SET EXERCISE: Reproduce the lines of the material exactly, excluding every image.

***

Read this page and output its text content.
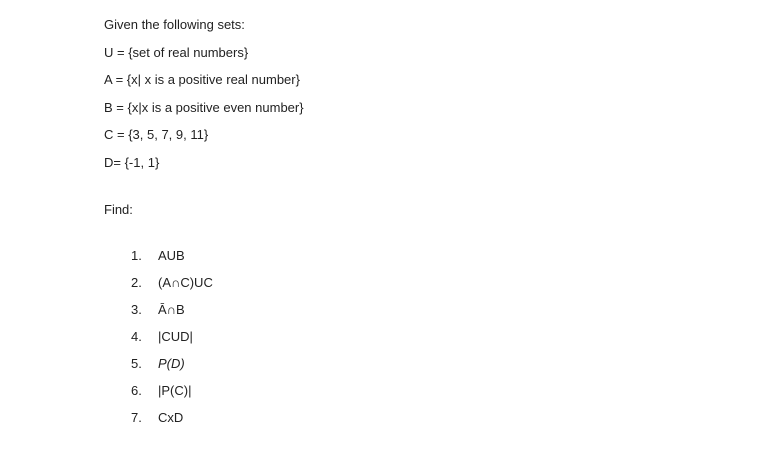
Given the following sets:
U = {set of real numbers}
A = {x| x is a positive real number}
B = {x|x is a positive even number}
C = {3, 5, 7, 9, 11}
D= {-1, 1}
Find:
1. AUB
2. (A∩C)UC
3. Ā∩B
4. |CUD|
5. P(D)
6. |P(C)|
7. CxD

***

TASK RESPONSE:
Read this page and output its text content.
Given the following sets:
U = {set of real numbers}
A = {x| x is a positive real number}
B = {x|x is a positive even number}
C = {3, 5, 7, 9, 11}
D= {-1, 1}
Find:
1. AUB
2. (A∩C)UC
3. Ā∩B
4. |CUD|
5. P(D)
6. |P(C)|
7. CxD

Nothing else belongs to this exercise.